** START Material supplied **
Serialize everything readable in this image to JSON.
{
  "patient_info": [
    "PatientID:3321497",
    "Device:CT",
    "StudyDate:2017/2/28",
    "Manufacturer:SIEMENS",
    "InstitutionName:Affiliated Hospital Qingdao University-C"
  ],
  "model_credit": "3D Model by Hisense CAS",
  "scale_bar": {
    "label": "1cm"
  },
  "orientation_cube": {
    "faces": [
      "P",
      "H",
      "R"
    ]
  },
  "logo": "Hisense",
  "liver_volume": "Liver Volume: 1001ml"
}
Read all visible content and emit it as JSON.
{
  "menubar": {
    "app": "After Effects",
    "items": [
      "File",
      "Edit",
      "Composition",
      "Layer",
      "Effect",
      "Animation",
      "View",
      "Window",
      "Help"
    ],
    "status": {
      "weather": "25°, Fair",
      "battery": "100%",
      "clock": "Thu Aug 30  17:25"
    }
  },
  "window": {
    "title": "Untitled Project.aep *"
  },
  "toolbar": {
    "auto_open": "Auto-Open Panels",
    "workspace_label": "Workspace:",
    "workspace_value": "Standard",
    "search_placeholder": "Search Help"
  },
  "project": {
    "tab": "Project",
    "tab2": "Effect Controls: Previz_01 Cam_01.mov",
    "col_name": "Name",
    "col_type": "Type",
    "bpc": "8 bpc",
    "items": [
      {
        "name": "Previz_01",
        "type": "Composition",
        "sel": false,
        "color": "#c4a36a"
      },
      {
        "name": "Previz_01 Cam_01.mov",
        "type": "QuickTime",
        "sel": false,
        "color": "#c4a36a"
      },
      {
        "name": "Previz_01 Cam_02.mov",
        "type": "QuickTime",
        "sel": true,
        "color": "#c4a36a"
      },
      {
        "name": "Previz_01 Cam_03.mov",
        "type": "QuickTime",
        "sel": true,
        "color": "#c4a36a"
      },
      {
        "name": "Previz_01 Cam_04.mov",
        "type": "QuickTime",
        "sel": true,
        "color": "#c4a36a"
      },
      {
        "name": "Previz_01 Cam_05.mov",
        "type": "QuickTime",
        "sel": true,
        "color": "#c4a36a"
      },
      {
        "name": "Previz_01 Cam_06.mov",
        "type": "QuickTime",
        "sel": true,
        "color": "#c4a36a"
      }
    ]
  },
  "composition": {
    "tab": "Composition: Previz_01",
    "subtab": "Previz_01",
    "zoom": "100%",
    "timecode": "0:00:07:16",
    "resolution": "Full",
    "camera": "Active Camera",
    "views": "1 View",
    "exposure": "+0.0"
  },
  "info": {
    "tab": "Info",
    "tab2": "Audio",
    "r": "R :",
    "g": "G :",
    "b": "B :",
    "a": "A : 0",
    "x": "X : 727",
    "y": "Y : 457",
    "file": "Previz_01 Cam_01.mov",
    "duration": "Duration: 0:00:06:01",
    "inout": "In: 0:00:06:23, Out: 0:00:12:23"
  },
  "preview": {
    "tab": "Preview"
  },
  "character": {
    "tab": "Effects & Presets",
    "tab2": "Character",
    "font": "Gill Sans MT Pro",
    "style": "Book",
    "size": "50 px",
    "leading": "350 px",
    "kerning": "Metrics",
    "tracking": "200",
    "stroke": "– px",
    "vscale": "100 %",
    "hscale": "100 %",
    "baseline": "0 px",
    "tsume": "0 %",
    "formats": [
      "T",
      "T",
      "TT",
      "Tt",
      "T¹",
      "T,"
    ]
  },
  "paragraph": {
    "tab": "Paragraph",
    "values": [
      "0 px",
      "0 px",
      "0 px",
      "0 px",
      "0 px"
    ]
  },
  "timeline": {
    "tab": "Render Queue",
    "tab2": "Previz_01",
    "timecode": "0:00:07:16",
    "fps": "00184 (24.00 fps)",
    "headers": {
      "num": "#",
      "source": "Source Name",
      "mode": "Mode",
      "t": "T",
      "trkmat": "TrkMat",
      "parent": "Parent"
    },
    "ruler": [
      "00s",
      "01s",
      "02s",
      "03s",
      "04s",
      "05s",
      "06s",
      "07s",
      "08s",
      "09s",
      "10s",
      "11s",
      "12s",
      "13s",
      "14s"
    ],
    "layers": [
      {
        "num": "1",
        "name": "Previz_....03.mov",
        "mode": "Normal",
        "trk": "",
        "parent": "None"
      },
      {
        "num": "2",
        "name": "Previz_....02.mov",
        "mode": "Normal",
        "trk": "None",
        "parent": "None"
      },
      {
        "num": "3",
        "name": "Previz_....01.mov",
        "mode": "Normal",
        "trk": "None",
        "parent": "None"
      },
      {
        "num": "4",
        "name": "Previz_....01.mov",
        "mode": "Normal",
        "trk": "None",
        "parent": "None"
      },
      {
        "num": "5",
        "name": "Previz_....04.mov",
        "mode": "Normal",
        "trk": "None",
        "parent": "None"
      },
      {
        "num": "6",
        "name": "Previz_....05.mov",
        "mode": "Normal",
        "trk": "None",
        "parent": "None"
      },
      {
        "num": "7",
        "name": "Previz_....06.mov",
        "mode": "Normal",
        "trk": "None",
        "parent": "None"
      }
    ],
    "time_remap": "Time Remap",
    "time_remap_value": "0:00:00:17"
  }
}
** END Material supplied **
» What you need to do: Return all the data exactly as given.

» Result of this exercise:
Serialize everything readable in this image to JSON.
{
  "patient_info": [
    "PatientID:3321497",
    "Device:CT",
    "StudyDate:2017/2/28",
    "Manufacturer:SIEMENS",
    "InstitutionName:Affiliated Hospital Qingdao University-C"
  ],
  "model_credit": "3D Model by Hisense CAS",
  "scale_bar": {
    "label": "1cm"
  },
  "orientation_cube": {
    "faces": [
      "P",
      "H",
      "R"
    ]
  },
  "logo": "Hisense",
  "liver_volume": "Liver Volume: 1001ml"
}
Read all visible content and emit it as JSON.
{
  "menubar": {
    "app": "After Effects",
    "items": [
      "File",
      "Edit",
      "Composition",
      "Layer",
      "Effect",
      "Animation",
      "View",
      "Window",
      "Help"
    ],
    "status": {
      "weather": "25°, Fair",
      "battery": "100%",
      "clock": "Thu Aug 30  17:25"
    }
  },
  "window": {
    "title": "Untitled Project.aep *"
  },
  "toolbar": {
    "auto_open": "Auto-Open Panels",
    "workspace_label": "Workspace:",
    "workspace_value": "Standard",
    "search_placeholder": "Search Help"
  },
  "project": {
    "tab": "Project",
    "tab2": "Effect Controls: Previz_01 Cam_01.mov",
    "col_name": "Name",
    "col_type": "Type",
    "bpc": "8 bpc",
    "items": [
      {
        "name": "Previz_01",
        "type": "Composition",
        "sel": false,
        "color": "#c4a36a"
      },
      {
        "name": "Previz_01 Cam_01.mov",
        "type": "QuickTime",
        "sel": false,
        "color": "#c4a36a"
      },
      {
        "name": "Previz_01 Cam_02.mov",
        "type": "QuickTime",
        "sel": true,
        "color": "#c4a36a"
      },
      {
        "name": "Previz_01 Cam_03.mov",
        "type": "QuickTime",
        "sel": true,
        "color": "#c4a36a"
      },
      {
        "name": "Previz_01 Cam_04.mov",
        "type": "QuickTime",
        "sel": true,
        "color": "#c4a36a"
      },
      {
        "name": "Previz_01 Cam_05.mov",
        "type": "QuickTime",
        "sel": true,
        "color": "#c4a36a"
      },
      {
        "name": "Previz_01 Cam_06.mov",
        "type": "QuickTime",
        "sel": true,
        "color": "#c4a36a"
      }
    ]
  },
  "composition": {
    "tab": "Composition: Previz_01",
    "subtab": "Previz_01",
    "zoom": "100%",
    "timecode": "0:00:07:16",
    "resolution": "Full",
    "camera": "Active Camera",
    "views": "1 View",
    "exposure": "+0.0"
  },
  "info": {
    "tab": "Info",
    "tab2": "Audio",
    "r": "R :",
    "g": "G :",
    "b": "B :",
    "a": "A : 0",
    "x": "X : 727",
    "y": "Y : 457",
    "file": "Previz_01 Cam_01.mov",
    "duration": "Duration: 0:00:06:01",
    "inout": "In: 0:00:06:23, Out: 0:00:12:23"
  },
  "preview": {
    "tab": "Preview"
  },
  "character": {
    "tab": "Effects & Presets",
    "tab2": "Character",
    "font": "Gill Sans MT Pro",
    "style": "Book",
    "size": "50 px",
    "leading": "350 px",
    "kerning": "Metrics",
    "tracking": "200",
    "stroke": "– px",
    "vscale": "100 %",
    "hscale": "100 %",
    "baseline": "0 px",
    "tsume": "0 %",
    "formats": [
      "T",
      "T",
      "TT",
      "Tt",
      "T¹",
      "T,"
    ]
  },
  "paragraph": {
    "tab": "Paragraph",
    "values": [
      "0 px",
      "0 px",
      "0 px",
      "0 px",
      "0 px"
    ]
  },
  "timeline": {
    "tab": "Render Queue",
    "tab2": "Previz_01",
    "timecode": "0:00:07:16",
    "fps": "00184 (24.00 fps)",
    "headers": {
      "num": "#",
      "source": "Source Name",
      "mode": "Mode",
      "t": "T",
      "trkmat": "TrkMat",
      "parent": "Parent"
    },
    "ruler": [
      "00s",
      "01s",
      "02s",
      "03s",
      "04s",
      "05s",
      "06s",
      "07s",
      "08s",
      "09s",
      "10s",
      "11s",
      "12s",
      "13s",
      "14s"
    ],
    "layers": [
      {
        "num": "1",
        "name": "Previz_....03.mov",
        "mode": "Normal",
        "trk": "",
        "parent": "None"
      },
      {
        "num": "2",
        "name": "Previz_....02.mov",
        "mode": "Normal",
        "trk": "None",
        "parent": "None"
      },
      {
        "num": "3",
        "name": "Previz_....01.mov",
        "mode": "Normal",
        "trk": "None",
        "parent": "None"
      },
      {
        "num": "4",
        "name": "Previz_....01.mov",
        "mode": "Normal",
        "trk": "None",
        "parent": "None"
      },
      {
        "num": "5",
        "name": "Previz_....04.mov",
        "mode": "Normal",
        "trk": "None",
        "parent": "None"
      },
      {
        "num": "6",
        "name": "Previz_....05.mov",
        "mode": "Normal",
        "trk": "None",
        "parent": "None"
      },
      {
        "num": "7",
        "name": "Previz_....06.mov",
        "mode": "Normal",
        "trk": "None",
        "parent": "None"
      }
    ],
    "time_remap": "Time Remap",
    "time_remap_value": "0:00:00:17"
  }
}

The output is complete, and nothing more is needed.